WORK REQUIRED: Output the line containing "Transcribe the text in this document." and each line after it through the end of the data, exactly as written, with pictures left out.

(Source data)
★ ★ ★ ★ ★

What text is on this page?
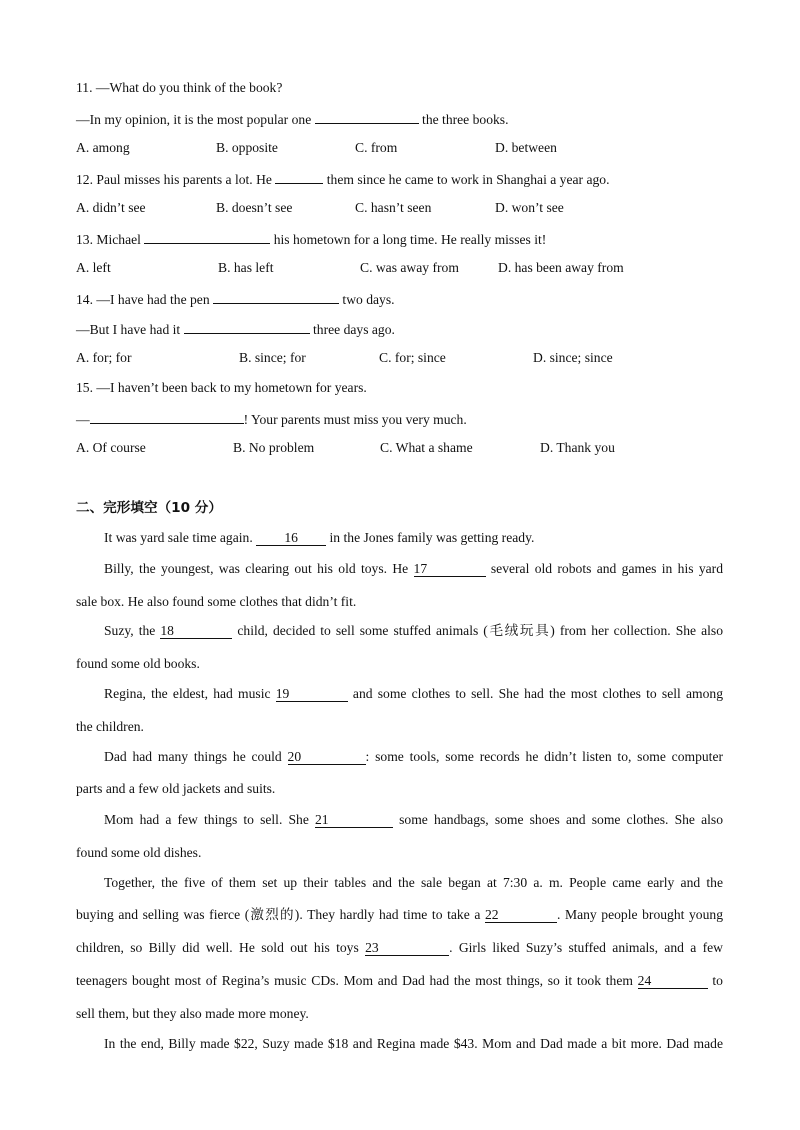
11. —What do you think of the book?
—In my opinion, it is the most popular one	the three books.
A. among	B. opposite	C. from	D. between
12. Paul misses his parents a lot. He	them since he came to work in Shanghai a year ago.
A. didn’t see	B. doesn’t see	C. hasn’t seen	D. won’t see
13. Michael	his hometown for a long time. He really misses it!
A. left	B. has left	C. was away from	D. has been away from
14. —I have had the pen	two days.
—But I have had it	three days ago.
A. for; for	B. since; for	C. for; since	D. since; since
15. —I haven’t been back to my hometown for years.
—	! Your parents must miss you very much.
A. Of course	B. No problem	C. What a shame	D. Thank you
二、完形填空（10 分）
It was yard sale time again. 16 in the Jones family was getting ready.
Billy, the youngest, was clearing out his old toys. He 17	several old robots and games in his yard
sale box. He also found some clothes that didn’t fit.
Suzy, the 18	child, decided to sell some stuffed animals (毛绒玩具) from her collection. She also
found some old books.
Regina, the eldest, had music 19	and some clothes to sell. She had the most clothes to sell among
the children.
Dad had many things he could 20	: some tools, some records he didn’t listen to, some computer
parts and a few old jackets and suits.
Mom had a few things to sell. She 21	some handbags, some shoes and some clothes. She also
found some old dishes.
Together, the five of them set up their tables and the sale began at 7:30 a. m. People came early and the
buying and selling was fierce (激烈的). They hardly had time to take a 22	. Many people brought young
children, so Billy did well. He sold out his toys 23	. Girls liked Suzy’s stuffed animals, and a few
teenagers bought most of Regina’s music CDs. Mom and Dad had the most things, so it took them 24	to
sell them, but they also made more money.
In the end, Billy made $22, Suzy made $18 and Regina made $43. Mom and Dad made a bit more. Dad made
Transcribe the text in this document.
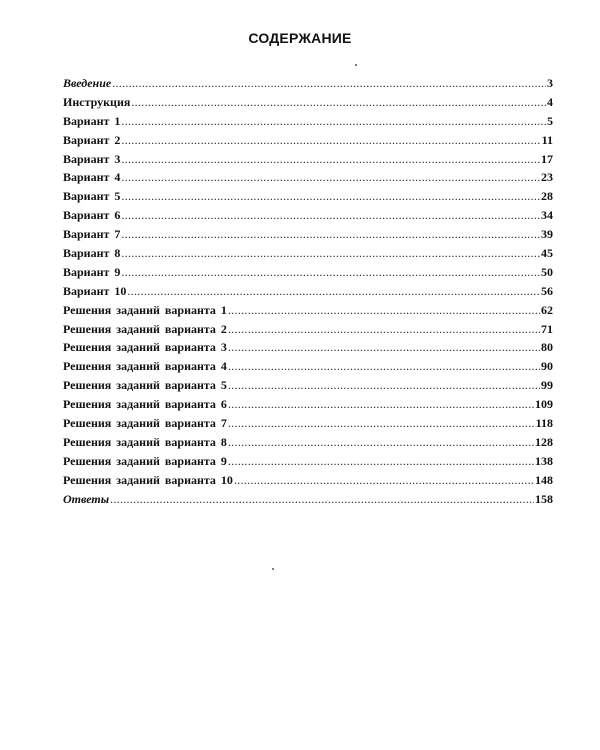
СОДЕРЖАНИЕ
Введение .....	3
Инструкция .....	4
Вариант 1 .....	5
Вариант 2 .....	11
Вариант 3 .....	17
Вариант 4 .....	23
Вариант 5 .....	28
Вариант 6 .....	34
Вариант 7 .....	39
Вариант 8 .....	45
Вариант 9 .....	50
Вариант 10 .....	56
Решения заданий варианта 1 .....	62
Решения заданий варианта 2 .....	71
Решения заданий варианта 3 .....	80
Решения заданий варианта 4 .....	90
Решения заданий варианта 5 .....	99
Решения заданий варианта 6 .....	109
Решения заданий варианта 7 .....	118
Решения заданий варианта 8 .....	128
Решения заданий варианта 9 .....	138
Решения заданий варианта 10 .....	148
Ответы .....	158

★ ★ ★ ★ ★

TASK OUTPUT:
Transcribe the text in this document.
СОДЕРЖАНИЕ
Введение .....	3
Инструкция .....	4
Вариант 1 .....	5
Вариант 2 .....	11
Вариант 3 .....	17
Вариант 4 .....	23
Вариант 5 .....	28
Вариант 6 .....	34
Вариант 7 .....	39
Вариант 8 .....	45
Вариант 9 .....	50
Вариант 10 .....	56
Решения заданий варианта 1 .....	62
Решения заданий варианта 2 .....	71
Решения заданий варианта 3 .....	80
Решения заданий варианта 4 .....	90
Решения заданий варианта 5 .....	99
Решения заданий варианта 6 .....	109
Решения заданий варианта 7 .....	118
Решения заданий варианта 8 .....	128
Решения заданий варианта 9 .....	138
Решения заданий варианта 10 .....	148
Ответы .....	158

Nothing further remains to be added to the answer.